*SUPPLIED DATA:*
* START *

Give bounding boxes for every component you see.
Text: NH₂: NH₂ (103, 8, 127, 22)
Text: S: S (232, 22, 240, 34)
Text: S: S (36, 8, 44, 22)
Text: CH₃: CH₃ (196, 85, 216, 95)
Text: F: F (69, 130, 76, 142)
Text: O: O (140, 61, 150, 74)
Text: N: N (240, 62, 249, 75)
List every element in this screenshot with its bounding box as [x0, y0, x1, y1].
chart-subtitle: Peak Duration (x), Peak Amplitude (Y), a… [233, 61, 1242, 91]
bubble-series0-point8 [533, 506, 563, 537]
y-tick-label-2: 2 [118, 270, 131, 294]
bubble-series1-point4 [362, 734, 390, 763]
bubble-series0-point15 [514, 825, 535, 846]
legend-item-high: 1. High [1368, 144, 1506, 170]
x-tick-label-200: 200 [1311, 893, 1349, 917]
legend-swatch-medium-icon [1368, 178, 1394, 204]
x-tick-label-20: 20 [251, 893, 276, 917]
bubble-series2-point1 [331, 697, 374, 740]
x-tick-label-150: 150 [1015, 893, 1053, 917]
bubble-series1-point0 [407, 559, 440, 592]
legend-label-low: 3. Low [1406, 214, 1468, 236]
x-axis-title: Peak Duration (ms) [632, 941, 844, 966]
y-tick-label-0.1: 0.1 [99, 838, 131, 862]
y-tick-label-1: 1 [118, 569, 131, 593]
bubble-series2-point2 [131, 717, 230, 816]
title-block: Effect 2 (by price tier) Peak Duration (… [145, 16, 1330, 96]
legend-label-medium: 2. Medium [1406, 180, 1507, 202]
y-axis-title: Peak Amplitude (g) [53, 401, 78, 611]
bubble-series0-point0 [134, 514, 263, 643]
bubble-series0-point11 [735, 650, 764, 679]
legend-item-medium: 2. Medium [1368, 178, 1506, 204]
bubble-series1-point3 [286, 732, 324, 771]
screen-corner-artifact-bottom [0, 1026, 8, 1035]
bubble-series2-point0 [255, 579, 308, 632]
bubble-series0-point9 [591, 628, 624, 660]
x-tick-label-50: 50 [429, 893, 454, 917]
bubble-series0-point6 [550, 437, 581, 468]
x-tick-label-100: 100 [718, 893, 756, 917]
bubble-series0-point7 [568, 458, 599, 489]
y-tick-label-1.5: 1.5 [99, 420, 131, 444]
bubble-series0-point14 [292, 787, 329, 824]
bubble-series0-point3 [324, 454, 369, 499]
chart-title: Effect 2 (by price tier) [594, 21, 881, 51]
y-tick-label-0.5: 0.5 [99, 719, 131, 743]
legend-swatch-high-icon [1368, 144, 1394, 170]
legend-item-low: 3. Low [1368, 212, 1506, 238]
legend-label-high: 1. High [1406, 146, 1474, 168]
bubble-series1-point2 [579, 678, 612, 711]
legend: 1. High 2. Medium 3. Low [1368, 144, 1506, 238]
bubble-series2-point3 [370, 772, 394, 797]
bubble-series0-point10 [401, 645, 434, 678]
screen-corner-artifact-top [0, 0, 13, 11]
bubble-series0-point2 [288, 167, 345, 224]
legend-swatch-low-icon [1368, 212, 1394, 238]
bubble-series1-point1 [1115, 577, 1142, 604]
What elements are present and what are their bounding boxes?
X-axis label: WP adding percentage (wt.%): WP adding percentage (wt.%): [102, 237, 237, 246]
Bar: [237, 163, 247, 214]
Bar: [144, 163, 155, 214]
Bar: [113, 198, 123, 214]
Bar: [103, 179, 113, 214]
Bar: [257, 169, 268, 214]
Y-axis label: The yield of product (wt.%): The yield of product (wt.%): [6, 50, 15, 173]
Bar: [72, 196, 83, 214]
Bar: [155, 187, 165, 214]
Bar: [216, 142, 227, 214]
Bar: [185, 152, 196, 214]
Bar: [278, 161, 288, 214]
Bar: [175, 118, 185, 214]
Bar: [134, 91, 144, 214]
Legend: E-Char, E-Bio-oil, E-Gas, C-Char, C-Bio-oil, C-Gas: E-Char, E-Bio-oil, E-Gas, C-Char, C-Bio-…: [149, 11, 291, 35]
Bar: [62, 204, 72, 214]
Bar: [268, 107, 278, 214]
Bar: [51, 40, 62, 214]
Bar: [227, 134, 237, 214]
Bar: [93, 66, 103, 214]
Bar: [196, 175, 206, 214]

* END *

*WORK TO COMPLETE:* Reproduce every one of the items above verbatim, line for line, with no alterations.

*THE RESULT:*
Give bounding boxes for every component you see.
Text: NH₂: NH₂ (103, 8, 127, 22)
Text: S: S (232, 22, 240, 34)
Text: S: S (36, 8, 44, 22)
Text: CH₃: CH₃ (196, 85, 216, 95)
Text: F: F (69, 130, 76, 142)
Text: O: O (140, 61, 150, 74)
Text: N: N (240, 62, 249, 75)
List every element in this screenshot with its bounding box as [x0, y0, x1, y1].
chart-subtitle: Peak Duration (x), Peak Amplitude (Y), a… [233, 61, 1242, 91]
bubble-series0-point8 [533, 506, 563, 537]
y-tick-label-2: 2 [118, 270, 131, 294]
bubble-series1-point4 [362, 734, 390, 763]
bubble-series0-point15 [514, 825, 535, 846]
legend-item-high: 1. High [1368, 144, 1506, 170]
x-tick-label-200: 200 [1311, 893, 1349, 917]
legend-swatch-medium-icon [1368, 178, 1394, 204]
x-tick-label-20: 20 [251, 893, 276, 917]
bubble-series2-point1 [331, 697, 374, 740]
x-tick-label-150: 150 [1015, 893, 1053, 917]
bubble-series1-point0 [407, 559, 440, 592]
legend-label-low: 3. Low [1406, 214, 1468, 236]
x-axis-title: Peak Duration (ms) [632, 941, 844, 966]
y-tick-label-0.1: 0.1 [99, 838, 131, 862]
y-tick-label-1: 1 [118, 569, 131, 593]
bubble-series2-point2 [131, 717, 230, 816]
title-block: Effect 2 (by price tier) Peak Duration (… [145, 16, 1330, 96]
legend-label-medium: 2. Medium [1406, 180, 1507, 202]
y-axis-title: Peak Amplitude (g) [53, 401, 78, 611]
bubble-series0-point0 [134, 514, 263, 643]
bubble-series0-point11 [735, 650, 764, 679]
legend-item-medium: 2. Medium [1368, 178, 1506, 204]
bubble-series1-point3 [286, 732, 324, 771]
screen-corner-artifact-bottom [0, 1026, 8, 1035]
bubble-series2-point0 [255, 579, 308, 632]
bubble-series0-point9 [591, 628, 624, 660]
x-tick-label-50: 50 [429, 893, 454, 917]
bubble-series0-point6 [550, 437, 581, 468]
x-tick-label-100: 100 [718, 893, 756, 917]
bubble-series0-point7 [568, 458, 599, 489]
y-tick-label-1.5: 1.5 [99, 420, 131, 444]
bubble-series0-point14 [292, 787, 329, 824]
bubble-series0-point3 [324, 454, 369, 499]
chart-title: Effect 2 (by price tier) [594, 21, 881, 51]
y-tick-label-0.5: 0.5 [99, 719, 131, 743]
legend-swatch-high-icon [1368, 144, 1394, 170]
legend-item-low: 3. Low [1368, 212, 1506, 238]
legend-label-high: 1. High [1406, 146, 1474, 168]
bubble-series1-point2 [579, 678, 612, 711]
legend: 1. High 2. Medium 3. Low [1368, 144, 1506, 238]
bubble-series2-point3 [370, 772, 394, 797]
bubble-series0-point10 [401, 645, 434, 678]
screen-corner-artifact-top [0, 0, 13, 11]
bubble-series0-point2 [288, 167, 345, 224]
legend-swatch-low-icon [1368, 212, 1394, 238]
bubble-series1-point1 [1115, 577, 1142, 604]
What elements are present and what are their bounding boxes?
X-axis label: WP adding percentage (wt.%): WP adding percentage (wt.%): [102, 237, 237, 246]
Bar: [237, 163, 247, 214]
Bar: [144, 163, 155, 214]
Bar: [113, 198, 123, 214]
Bar: [103, 179, 113, 214]
Bar: [257, 169, 268, 214]
Y-axis label: The yield of product (wt.%): The yield of product (wt.%): [6, 50, 15, 173]
Bar: [72, 196, 83, 214]
Bar: [155, 187, 165, 214]
Bar: [216, 142, 227, 214]
Bar: [185, 152, 196, 214]
Bar: [278, 161, 288, 214]
Bar: [175, 118, 185, 214]
Bar: [134, 91, 144, 214]
Legend: E-Char, E-Bio-oil, E-Gas, C-Char, C-Bio-oil, C-Gas: E-Char, E-Bio-oil, E-Gas, C-Char, C-Bio-…: [149, 11, 291, 35]
Bar: [62, 204, 72, 214]
Bar: [268, 107, 278, 214]
Bar: [51, 40, 62, 214]
Bar: [227, 134, 237, 214]
Bar: [93, 66, 103, 214]
Bar: [196, 175, 206, 214]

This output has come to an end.